## Listing
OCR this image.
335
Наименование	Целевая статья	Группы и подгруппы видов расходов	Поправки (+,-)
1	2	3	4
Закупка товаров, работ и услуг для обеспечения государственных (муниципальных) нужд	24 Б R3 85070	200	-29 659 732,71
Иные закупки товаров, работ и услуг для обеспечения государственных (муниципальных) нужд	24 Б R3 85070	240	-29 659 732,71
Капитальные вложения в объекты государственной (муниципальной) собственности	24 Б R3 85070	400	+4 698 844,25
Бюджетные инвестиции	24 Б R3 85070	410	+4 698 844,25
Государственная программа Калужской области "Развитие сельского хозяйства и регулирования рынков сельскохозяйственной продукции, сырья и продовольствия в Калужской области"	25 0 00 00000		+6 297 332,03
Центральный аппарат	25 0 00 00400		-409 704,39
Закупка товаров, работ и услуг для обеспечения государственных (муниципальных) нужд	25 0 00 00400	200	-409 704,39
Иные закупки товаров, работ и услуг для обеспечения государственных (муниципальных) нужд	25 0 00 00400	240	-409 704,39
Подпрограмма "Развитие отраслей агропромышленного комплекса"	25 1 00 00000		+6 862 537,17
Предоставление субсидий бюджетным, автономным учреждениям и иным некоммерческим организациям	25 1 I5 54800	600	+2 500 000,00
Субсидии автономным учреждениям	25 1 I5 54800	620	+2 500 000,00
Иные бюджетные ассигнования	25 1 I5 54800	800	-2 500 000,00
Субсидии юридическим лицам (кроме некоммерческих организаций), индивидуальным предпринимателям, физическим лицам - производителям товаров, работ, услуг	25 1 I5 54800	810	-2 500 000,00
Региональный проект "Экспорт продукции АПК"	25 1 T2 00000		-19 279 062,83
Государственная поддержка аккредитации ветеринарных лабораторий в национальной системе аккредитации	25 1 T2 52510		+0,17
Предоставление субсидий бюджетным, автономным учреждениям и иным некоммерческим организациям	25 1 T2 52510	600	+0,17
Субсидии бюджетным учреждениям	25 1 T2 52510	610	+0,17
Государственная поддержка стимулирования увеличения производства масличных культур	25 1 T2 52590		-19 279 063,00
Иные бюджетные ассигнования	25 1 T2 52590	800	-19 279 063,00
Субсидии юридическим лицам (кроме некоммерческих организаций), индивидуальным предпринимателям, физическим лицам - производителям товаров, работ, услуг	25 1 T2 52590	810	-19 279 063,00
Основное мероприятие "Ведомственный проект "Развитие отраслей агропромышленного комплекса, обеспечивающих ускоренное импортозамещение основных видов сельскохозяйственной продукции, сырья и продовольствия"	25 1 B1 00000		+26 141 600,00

...

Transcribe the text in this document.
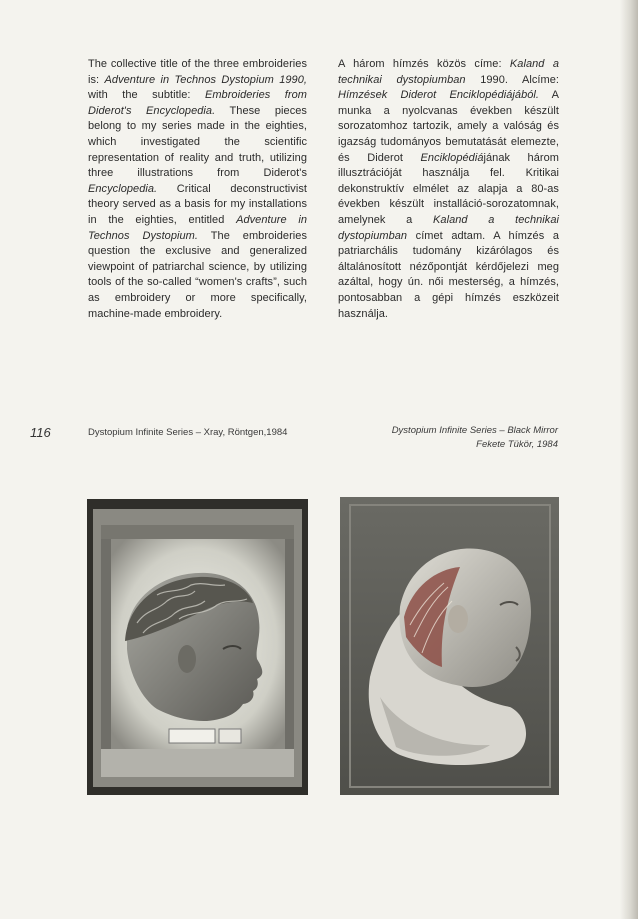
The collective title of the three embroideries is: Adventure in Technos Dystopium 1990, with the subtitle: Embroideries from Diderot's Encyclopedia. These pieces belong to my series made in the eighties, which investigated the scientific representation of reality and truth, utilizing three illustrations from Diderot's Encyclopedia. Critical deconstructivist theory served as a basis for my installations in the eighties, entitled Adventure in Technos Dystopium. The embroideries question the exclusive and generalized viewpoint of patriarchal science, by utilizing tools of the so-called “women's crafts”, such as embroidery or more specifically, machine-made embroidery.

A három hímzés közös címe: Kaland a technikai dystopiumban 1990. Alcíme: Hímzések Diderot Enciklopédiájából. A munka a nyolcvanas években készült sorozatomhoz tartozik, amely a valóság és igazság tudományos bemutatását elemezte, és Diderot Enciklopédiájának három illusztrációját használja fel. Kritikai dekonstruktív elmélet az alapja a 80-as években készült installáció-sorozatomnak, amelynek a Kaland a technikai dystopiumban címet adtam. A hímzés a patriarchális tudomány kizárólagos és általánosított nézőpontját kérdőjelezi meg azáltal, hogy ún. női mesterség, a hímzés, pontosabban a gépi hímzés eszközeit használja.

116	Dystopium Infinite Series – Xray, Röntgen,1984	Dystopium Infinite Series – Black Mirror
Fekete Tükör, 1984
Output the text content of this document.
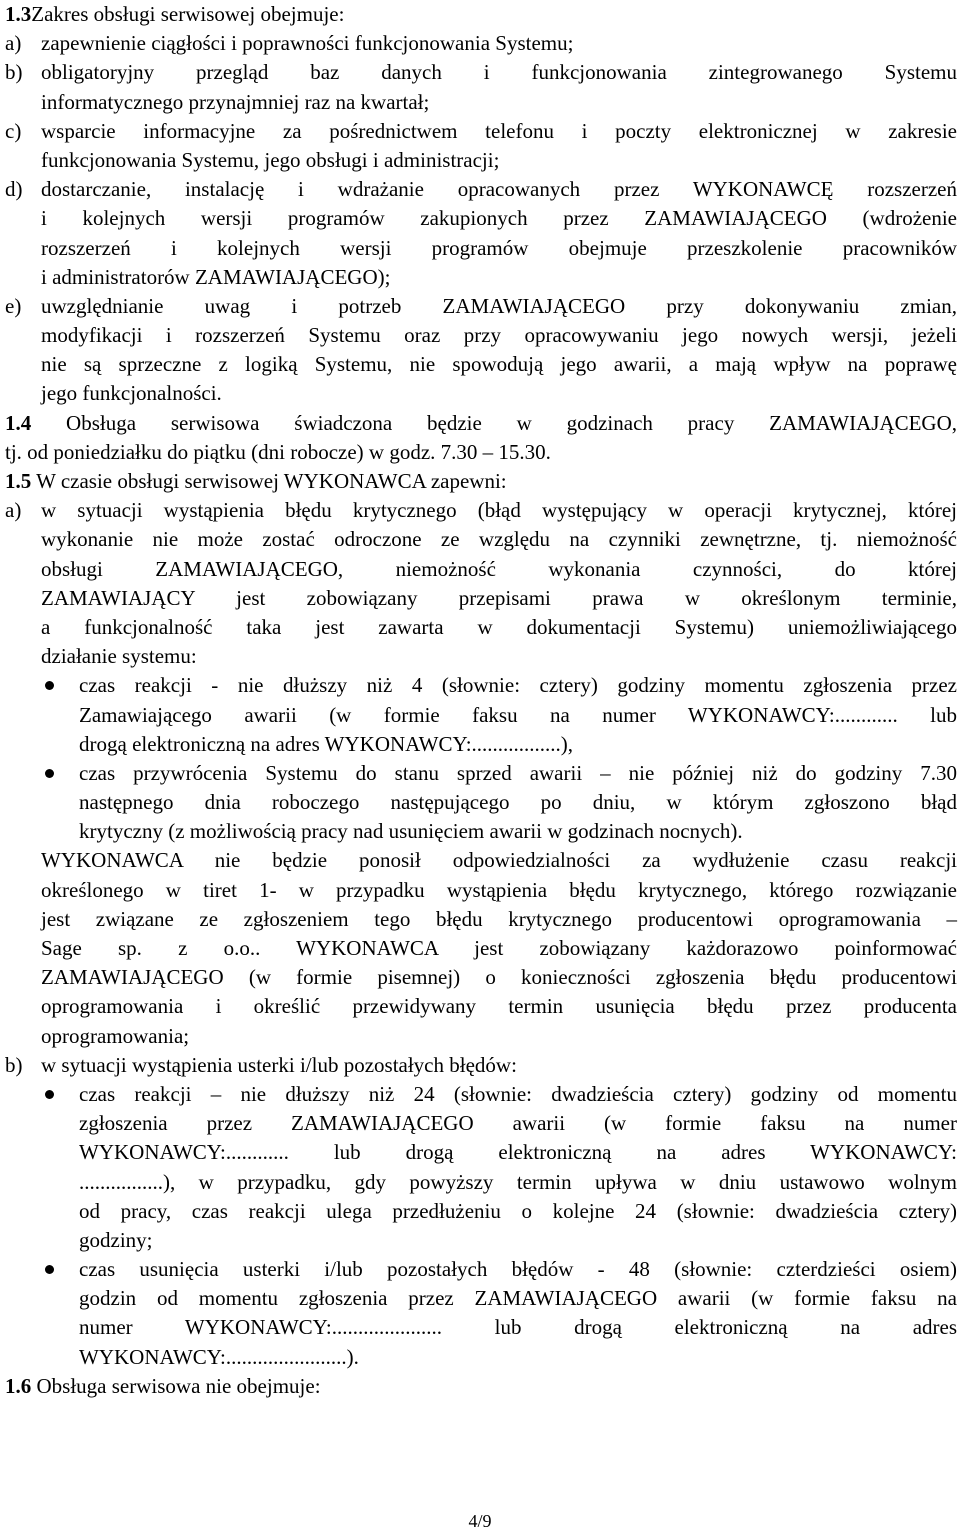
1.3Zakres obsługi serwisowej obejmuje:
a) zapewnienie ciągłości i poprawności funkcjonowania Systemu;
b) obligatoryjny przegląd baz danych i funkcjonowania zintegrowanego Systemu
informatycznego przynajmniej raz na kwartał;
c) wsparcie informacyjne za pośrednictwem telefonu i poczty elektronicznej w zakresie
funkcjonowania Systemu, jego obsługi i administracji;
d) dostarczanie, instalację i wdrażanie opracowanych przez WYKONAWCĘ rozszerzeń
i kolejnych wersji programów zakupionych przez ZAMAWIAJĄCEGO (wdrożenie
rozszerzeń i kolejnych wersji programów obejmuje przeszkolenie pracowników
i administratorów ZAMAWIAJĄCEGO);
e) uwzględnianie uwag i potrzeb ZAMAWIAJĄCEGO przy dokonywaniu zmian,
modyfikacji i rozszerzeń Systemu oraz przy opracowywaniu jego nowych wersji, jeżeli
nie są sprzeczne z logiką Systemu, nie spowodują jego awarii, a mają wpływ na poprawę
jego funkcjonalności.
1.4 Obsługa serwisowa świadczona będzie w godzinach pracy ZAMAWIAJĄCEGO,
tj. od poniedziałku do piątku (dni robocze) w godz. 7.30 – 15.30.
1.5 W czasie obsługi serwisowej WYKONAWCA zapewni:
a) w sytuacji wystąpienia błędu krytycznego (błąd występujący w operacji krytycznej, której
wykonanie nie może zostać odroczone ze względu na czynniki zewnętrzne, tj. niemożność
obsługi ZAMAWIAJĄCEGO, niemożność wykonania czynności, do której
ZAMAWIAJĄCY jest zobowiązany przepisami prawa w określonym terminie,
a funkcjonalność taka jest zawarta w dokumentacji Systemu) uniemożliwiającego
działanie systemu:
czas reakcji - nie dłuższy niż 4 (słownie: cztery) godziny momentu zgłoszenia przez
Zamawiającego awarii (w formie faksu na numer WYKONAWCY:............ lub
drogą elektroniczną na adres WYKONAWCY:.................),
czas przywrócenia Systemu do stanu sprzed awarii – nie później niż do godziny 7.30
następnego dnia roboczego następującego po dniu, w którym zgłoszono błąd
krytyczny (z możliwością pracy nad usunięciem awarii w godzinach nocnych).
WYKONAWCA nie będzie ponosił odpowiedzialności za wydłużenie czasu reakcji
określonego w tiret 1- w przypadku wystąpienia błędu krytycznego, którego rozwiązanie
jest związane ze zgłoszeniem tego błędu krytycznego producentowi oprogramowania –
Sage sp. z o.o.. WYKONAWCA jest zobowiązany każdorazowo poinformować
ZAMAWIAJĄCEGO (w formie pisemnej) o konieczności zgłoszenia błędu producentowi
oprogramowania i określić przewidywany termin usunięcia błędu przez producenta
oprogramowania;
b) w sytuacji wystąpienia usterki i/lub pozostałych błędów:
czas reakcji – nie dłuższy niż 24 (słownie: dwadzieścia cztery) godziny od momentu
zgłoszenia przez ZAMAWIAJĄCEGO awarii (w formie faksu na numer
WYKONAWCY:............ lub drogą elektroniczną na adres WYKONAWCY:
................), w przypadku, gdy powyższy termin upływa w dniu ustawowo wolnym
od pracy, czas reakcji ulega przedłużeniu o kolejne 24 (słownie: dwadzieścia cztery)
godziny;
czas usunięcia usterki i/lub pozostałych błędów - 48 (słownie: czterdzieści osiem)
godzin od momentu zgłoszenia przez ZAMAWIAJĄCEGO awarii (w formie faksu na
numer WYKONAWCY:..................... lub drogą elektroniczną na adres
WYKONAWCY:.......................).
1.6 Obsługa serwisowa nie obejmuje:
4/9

==

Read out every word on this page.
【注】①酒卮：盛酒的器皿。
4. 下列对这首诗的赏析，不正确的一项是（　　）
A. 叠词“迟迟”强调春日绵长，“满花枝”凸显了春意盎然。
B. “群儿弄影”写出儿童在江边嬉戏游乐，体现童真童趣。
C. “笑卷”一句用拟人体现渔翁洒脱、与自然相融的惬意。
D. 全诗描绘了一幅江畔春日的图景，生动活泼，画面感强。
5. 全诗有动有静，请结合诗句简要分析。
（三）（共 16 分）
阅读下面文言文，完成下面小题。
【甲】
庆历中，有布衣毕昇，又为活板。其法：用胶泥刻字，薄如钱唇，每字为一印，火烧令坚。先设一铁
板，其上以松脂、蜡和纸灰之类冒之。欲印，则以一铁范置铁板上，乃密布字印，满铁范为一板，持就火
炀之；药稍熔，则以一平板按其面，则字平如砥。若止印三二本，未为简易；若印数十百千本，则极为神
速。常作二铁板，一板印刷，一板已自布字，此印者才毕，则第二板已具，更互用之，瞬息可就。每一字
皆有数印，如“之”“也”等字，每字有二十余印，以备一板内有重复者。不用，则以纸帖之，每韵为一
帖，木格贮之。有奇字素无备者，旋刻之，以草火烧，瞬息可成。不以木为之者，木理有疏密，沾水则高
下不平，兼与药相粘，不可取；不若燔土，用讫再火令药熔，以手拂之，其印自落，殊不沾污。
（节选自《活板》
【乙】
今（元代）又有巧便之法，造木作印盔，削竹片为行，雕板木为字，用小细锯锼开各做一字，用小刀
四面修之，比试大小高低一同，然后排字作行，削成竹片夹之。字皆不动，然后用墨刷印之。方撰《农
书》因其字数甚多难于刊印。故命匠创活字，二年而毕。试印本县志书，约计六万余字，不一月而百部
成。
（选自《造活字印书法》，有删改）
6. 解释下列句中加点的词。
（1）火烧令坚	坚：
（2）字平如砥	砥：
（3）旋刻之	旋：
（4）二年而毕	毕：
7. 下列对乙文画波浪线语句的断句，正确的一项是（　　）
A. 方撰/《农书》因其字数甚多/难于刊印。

## Objective
Look through the entries and return every line where "муниципальных" appears.

## Solution to the problem
Закупка товаров, работ и услуг для обеспечения государственных (муниципальных) нужд	24 Б R3 85070	200	-29 659 732,71
Иные закупки товаров, работ и услуг для обеспечения государственных (муниципальных) нужд	24 Б R3 85070	240	-29 659 732,71
Закупка товаров, работ и услуг для обеспечения государственных (муниципальных) нужд	25 0 00 00400	200	-409 704,39
Иные закупки товаров, работ и услуг для обеспечения государственных (муниципальных) нужд	25 0 00 00400	240	-409 704,39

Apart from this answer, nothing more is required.